## Challenge
Reproduce all entries precisely as they are written.

## Records shown
>> Begin
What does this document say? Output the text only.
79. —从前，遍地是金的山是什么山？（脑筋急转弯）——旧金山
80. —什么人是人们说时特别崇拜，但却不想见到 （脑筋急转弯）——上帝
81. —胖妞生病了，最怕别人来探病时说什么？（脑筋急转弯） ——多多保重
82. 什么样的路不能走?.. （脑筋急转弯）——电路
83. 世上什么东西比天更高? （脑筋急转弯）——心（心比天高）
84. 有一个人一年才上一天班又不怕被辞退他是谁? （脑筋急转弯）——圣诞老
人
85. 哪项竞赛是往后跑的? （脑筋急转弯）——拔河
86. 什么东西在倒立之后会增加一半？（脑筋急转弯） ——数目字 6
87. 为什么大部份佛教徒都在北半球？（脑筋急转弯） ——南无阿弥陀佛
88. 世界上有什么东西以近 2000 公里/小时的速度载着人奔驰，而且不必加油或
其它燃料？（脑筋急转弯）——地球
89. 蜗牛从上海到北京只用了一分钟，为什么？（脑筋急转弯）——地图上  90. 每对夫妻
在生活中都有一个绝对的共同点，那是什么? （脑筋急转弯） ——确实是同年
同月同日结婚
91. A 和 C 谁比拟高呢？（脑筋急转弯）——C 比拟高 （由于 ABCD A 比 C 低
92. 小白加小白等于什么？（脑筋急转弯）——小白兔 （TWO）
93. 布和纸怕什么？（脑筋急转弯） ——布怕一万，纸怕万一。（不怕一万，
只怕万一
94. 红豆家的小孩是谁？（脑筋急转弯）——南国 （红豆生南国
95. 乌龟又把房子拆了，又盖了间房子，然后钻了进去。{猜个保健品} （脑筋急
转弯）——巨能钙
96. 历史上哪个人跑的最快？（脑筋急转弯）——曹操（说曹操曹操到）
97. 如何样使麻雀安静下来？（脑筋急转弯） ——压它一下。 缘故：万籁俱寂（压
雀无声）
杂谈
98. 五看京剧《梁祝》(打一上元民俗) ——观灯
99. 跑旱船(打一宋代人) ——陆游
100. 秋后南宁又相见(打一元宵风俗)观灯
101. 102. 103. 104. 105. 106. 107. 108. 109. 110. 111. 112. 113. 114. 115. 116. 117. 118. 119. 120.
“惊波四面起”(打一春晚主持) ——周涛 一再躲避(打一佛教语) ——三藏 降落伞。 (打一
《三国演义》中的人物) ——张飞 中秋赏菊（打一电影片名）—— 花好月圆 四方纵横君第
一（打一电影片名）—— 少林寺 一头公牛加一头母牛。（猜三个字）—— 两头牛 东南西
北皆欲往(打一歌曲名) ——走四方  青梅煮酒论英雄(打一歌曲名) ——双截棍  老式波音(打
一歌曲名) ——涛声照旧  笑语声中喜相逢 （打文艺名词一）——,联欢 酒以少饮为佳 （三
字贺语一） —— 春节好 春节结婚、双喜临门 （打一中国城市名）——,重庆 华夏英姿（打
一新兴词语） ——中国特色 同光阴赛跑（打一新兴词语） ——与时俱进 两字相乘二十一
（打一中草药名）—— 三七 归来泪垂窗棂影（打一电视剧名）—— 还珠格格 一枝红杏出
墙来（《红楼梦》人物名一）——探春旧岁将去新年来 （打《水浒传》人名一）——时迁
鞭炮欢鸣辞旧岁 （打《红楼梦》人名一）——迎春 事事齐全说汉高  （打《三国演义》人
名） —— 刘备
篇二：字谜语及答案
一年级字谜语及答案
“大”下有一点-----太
>> End
## Complete response
What does this document say? Output the text only.
79. —从前，遍地是金的山是什么山？（脑筋急转弯）——旧金山
80. —什么人是人们说时特别崇拜，但却不想见到 （脑筋急转弯）——上帝
81. —胖妞生病了，最怕别人来探病时说什么？（脑筋急转弯） ——多多保重
82. 什么样的路不能走?.. （脑筋急转弯）——电路
83. 世上什么东西比天更高? （脑筋急转弯）——心（心比天高）
84. 有一个人一年才上一天班又不怕被辞退他是谁? （脑筋急转弯）——圣诞老
人
85. 哪项竞赛是往后跑的? （脑筋急转弯）——拔河
86. 什么东西在倒立之后会增加一半？（脑筋急转弯） ——数目字 6
87. 为什么大部份佛教徒都在北半球？（脑筋急转弯） ——南无阿弥陀佛
88. 世界上有什么东西以近 2000 公里/小时的速度载着人奔驰，而且不必加油或
其它燃料？（脑筋急转弯）——地球
89. 蜗牛从上海到北京只用了一分钟，为什么？（脑筋急转弯）——地图上  90. 每对夫妻
在生活中都有一个绝对的共同点，那是什么? （脑筋急转弯） ——确实是同年
同月同日结婚
91. A 和 C 谁比拟高呢？（脑筋急转弯）——C 比拟高 （由于 ABCD A 比 C 低
92. 小白加小白等于什么？（脑筋急转弯）——小白兔 （TWO）
93. 布和纸怕什么？（脑筋急转弯） ——布怕一万，纸怕万一。（不怕一万，
只怕万一
94. 红豆家的小孩是谁？（脑筋急转弯）——南国 （红豆生南国
95. 乌龟又把房子拆了，又盖了间房子，然后钻了进去。{猜个保健品} （脑筋急
转弯）——巨能钙
96. 历史上哪个人跑的最快？（脑筋急转弯）——曹操（说曹操曹操到）
97. 如何样使麻雀安静下来？（脑筋急转弯） ——压它一下。 缘故：万籁俱寂（压
雀无声）
杂谈
98. 五看京剧《梁祝》(打一上元民俗) ——观灯
99. 跑旱船(打一宋代人) ——陆游
100. 秋后南宁又相见(打一元宵风俗)观灯
101. 102. 103. 104. 105. 106. 107. 108. 109. 110. 111. 112. 113. 114. 115. 116. 117. 118. 119. 120.
“惊波四面起”(打一春晚主持) ——周涛 一再躲避(打一佛教语) ——三藏 降落伞。 (打一
《三国演义》中的人物) ——张飞 中秋赏菊（打一电影片名）—— 花好月圆 四方纵横君第
一（打一电影片名）—— 少林寺 一头公牛加一头母牛。（猜三个字）—— 两头牛 东南西
北皆欲往(打一歌曲名) ——走四方  青梅煮酒论英雄(打一歌曲名) ——双截棍  老式波音(打
一歌曲名) ——涛声照旧  笑语声中喜相逢 （打文艺名词一）——,联欢 酒以少饮为佳 （三
字贺语一） —— 春节好 春节结婚、双喜临门 （打一中国城市名）——,重庆 华夏英姿（打
一新兴词语） ——中国特色 同光阴赛跑（打一新兴词语） ——与时俱进 两字相乘二十一
（打一中草药名）—— 三七 归来泪垂窗棂影（打一电视剧名）—— 还珠格格 一枝红杏出
墙来（《红楼梦》人物名一）——探春旧岁将去新年来 （打《水浒传》人名一）——时迁
鞭炮欢鸣辞旧岁 （打《红楼梦》人名一）——迎春 事事齐全说汉高  （打《三国演义》人
名） —— 刘备
篇二：字谜语及答案
一年级字谜语及答案
“大”下有一点-----太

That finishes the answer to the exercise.